Data records:
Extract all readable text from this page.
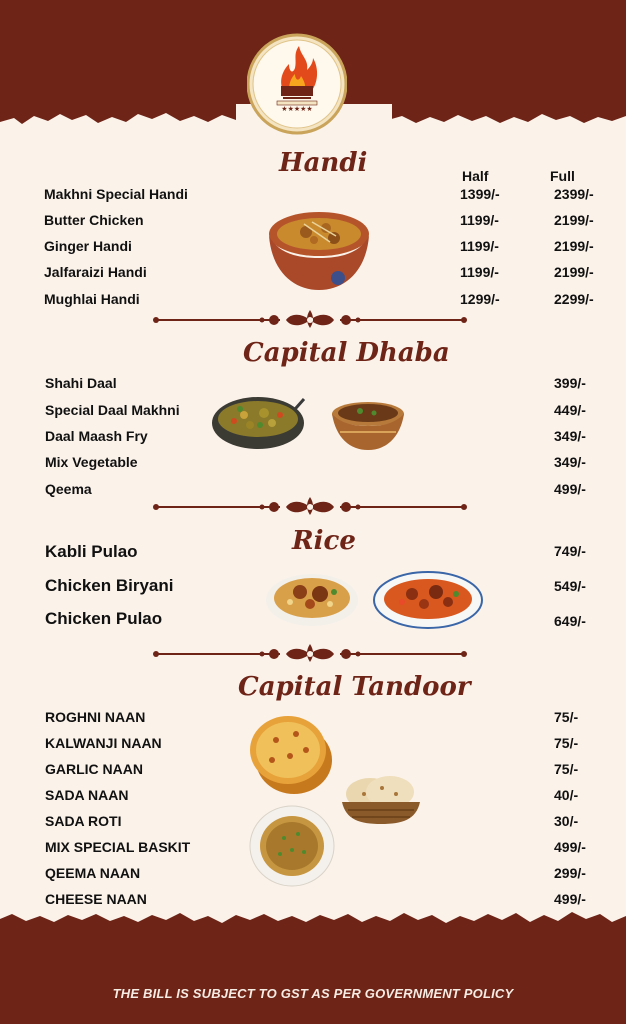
★★★★★
Handi	Half	Full
Makhni Special Handi	1399/-	2399/-
Butter Chicken	1199/-	2199/-
Ginger Handi	1199/-	2199/-
Jalfaraizi Handi	1199/-	2199/-
Mughlai Handi	1299/-	2299/-
Capital Dhaba
Shahi Daal	399/-
Special Daal Makhni	449/-
Daal Maash Fry	349/-
Mix Vegetable	349/-
Qeema	499/-
Rice
Kabli Pulao	749/-
Chicken Biryani	549/-
Chicken Pulao	649/-
Capital Tandoor
ROGHNI NAAN	75/-
KALWANJI NAAN	75/-
GARLIC NAAN	75/-
SADA NAAN	40/-
SADA ROTI	30/-
MIX SPECIAL BASKIT	499/-
QEEMA NAAN	299/-
CHEESE NAAN	499/-
THE BILL IS SUBJECT TO GST AS PER GOVERNMENT POLICY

• WHAT IS REQUIRED
Images must not appear in the copy; reproduce everything else in the records verbatim.

• WRITTEN ANSWER
Extract all readable text from this page.
★★★★★
Handi	Half	Full
Makhni Special Handi	1399/-	2399/-
Butter Chicken	1199/-	2199/-
Ginger Handi	1199/-	2199/-
Jalfaraizi Handi	1199/-	2199/-
Mughlai Handi	1299/-	2299/-
Capital Dhaba
Shahi Daal	399/-
Special Daal Makhni	449/-
Daal Maash Fry	349/-
Mix Vegetable	349/-
Qeema	499/-
Rice
Kabli Pulao	749/-
Chicken Biryani	549/-
Chicken Pulao	649/-
Capital Tandoor
ROGHNI NAAN	75/-
KALWANJI NAAN	75/-
GARLIC NAAN	75/-
SADA NAAN	40/-
SADA ROTI	30/-
MIX SPECIAL BASKIT	499/-
QEEMA NAAN	299/-
CHEESE NAAN	499/-
THE BILL IS SUBJECT TO GST AS PER GOVERNMENT POLICY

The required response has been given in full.